Required task - Please determine how many lines of the material include the word "placement", and respond with nothing but that number.

Record excerpts -
====
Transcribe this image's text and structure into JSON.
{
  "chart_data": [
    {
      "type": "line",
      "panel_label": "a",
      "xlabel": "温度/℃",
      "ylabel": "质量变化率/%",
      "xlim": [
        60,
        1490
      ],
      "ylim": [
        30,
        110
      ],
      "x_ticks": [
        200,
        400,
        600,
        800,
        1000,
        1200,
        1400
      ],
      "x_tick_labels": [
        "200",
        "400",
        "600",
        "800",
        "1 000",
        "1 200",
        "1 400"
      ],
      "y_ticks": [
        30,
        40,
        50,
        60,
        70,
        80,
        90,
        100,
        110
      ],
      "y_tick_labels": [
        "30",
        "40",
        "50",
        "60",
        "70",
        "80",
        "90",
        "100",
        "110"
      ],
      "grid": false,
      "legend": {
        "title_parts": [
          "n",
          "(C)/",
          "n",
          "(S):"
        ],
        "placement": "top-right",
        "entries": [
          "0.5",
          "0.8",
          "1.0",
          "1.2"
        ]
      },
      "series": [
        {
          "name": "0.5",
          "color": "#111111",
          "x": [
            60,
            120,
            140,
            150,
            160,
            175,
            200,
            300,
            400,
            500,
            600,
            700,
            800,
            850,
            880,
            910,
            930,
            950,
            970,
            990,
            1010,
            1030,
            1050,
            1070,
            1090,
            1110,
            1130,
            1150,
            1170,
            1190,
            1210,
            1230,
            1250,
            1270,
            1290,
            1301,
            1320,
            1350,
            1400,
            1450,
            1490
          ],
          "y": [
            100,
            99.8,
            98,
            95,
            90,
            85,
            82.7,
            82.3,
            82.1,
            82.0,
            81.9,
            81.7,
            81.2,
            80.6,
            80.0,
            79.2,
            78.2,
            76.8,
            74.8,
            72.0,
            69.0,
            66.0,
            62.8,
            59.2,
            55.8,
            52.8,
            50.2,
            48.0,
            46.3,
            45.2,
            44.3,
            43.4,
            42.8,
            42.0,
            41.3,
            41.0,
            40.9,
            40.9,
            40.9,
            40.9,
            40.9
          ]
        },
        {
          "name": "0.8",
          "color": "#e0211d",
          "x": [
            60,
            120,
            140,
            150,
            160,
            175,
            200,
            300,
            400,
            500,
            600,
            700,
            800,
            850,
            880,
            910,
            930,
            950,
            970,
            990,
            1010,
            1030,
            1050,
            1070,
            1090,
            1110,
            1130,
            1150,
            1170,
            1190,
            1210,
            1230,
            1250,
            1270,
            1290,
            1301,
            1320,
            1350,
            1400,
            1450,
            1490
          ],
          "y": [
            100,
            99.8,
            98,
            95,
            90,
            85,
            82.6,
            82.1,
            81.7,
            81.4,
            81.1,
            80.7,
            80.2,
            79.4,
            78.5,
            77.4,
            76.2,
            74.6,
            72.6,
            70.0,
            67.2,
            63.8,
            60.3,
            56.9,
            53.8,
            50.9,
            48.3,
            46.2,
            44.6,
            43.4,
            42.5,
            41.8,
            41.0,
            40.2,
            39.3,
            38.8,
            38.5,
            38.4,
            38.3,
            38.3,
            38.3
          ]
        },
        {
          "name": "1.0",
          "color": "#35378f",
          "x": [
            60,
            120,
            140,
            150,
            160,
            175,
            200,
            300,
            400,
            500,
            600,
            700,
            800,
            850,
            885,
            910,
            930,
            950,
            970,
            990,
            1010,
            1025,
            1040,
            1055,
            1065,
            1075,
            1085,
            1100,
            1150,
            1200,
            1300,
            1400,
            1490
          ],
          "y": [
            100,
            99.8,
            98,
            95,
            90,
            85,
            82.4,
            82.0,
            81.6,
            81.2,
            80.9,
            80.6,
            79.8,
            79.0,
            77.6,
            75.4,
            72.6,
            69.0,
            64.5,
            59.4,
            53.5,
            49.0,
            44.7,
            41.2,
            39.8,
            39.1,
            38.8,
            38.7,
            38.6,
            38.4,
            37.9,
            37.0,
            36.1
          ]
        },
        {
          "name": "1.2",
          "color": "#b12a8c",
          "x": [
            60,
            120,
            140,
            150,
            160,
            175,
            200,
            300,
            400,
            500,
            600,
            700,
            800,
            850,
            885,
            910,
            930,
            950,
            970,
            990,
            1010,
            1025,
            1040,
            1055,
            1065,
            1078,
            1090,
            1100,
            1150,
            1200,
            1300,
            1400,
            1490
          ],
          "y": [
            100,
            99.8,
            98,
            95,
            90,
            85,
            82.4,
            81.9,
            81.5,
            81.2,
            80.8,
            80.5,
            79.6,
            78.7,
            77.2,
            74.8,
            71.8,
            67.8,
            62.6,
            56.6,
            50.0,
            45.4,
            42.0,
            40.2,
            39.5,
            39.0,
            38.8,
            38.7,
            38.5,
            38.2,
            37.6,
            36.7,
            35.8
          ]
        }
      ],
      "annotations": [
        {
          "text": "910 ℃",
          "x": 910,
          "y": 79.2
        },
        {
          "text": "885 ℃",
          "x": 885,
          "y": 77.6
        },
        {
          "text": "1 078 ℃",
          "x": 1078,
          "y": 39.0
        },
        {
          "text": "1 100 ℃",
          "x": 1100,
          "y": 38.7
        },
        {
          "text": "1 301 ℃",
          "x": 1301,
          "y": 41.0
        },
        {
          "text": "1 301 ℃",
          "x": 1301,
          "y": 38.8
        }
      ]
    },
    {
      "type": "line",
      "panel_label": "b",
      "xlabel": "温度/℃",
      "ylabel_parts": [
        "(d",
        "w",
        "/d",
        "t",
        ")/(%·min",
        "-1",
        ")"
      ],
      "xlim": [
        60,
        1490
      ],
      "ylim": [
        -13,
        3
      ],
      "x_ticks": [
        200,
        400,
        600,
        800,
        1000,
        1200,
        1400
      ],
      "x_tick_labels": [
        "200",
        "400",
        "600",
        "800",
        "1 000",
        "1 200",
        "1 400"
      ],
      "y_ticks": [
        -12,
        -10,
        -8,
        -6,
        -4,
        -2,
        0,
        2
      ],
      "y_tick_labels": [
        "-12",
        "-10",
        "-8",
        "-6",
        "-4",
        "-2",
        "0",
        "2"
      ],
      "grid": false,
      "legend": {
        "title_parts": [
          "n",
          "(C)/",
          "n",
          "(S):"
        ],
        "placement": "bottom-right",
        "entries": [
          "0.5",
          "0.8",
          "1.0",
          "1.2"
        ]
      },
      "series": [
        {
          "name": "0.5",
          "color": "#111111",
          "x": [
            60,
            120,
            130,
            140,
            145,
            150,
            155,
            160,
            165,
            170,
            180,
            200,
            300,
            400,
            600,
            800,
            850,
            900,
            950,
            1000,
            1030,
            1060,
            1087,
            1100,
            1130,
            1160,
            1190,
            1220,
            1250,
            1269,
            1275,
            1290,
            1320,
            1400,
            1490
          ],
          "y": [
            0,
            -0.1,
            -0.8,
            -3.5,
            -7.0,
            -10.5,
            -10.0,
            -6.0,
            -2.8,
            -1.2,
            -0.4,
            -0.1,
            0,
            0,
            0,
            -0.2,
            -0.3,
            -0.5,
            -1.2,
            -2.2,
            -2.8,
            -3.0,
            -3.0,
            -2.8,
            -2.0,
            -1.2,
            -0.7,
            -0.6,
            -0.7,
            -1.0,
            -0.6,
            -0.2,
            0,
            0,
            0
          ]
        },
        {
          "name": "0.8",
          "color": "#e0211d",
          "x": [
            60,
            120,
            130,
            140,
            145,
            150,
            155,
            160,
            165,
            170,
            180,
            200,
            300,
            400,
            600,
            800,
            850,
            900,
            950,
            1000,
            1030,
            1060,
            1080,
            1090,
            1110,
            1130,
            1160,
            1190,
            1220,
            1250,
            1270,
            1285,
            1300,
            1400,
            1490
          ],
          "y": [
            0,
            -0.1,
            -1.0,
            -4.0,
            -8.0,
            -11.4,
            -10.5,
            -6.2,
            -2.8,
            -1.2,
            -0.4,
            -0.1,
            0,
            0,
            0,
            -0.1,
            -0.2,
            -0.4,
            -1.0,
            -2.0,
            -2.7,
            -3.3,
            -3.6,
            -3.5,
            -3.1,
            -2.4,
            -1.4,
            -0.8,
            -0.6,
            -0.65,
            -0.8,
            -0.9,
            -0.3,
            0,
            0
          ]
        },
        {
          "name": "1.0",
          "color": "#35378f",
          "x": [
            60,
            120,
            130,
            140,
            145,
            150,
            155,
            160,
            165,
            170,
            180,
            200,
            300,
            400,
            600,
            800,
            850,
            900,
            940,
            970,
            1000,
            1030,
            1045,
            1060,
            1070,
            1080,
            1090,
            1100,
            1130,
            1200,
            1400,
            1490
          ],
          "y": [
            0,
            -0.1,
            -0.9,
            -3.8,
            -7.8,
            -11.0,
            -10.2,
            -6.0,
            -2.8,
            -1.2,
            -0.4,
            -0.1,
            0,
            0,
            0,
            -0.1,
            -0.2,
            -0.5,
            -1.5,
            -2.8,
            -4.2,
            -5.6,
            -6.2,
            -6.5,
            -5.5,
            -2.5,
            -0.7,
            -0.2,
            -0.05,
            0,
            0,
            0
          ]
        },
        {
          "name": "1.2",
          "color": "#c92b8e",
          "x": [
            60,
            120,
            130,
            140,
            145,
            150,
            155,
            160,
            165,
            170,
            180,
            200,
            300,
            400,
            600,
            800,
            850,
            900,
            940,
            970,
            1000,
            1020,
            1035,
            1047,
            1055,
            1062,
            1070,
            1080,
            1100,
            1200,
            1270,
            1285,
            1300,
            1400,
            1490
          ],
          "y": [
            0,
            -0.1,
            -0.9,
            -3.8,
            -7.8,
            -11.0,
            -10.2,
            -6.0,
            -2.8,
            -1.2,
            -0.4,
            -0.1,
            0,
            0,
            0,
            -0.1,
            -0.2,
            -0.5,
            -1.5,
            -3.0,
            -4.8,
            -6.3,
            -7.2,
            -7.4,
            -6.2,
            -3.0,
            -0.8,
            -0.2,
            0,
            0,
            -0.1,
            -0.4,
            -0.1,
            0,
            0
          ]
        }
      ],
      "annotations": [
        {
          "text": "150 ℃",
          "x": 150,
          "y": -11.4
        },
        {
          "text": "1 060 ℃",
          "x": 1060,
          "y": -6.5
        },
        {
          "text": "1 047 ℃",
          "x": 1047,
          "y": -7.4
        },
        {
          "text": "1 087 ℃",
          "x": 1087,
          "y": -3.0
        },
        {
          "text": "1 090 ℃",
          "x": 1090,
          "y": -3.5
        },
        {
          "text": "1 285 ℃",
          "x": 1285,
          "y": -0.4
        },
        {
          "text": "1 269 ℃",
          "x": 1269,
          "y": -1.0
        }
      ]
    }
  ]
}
====
Result below - 2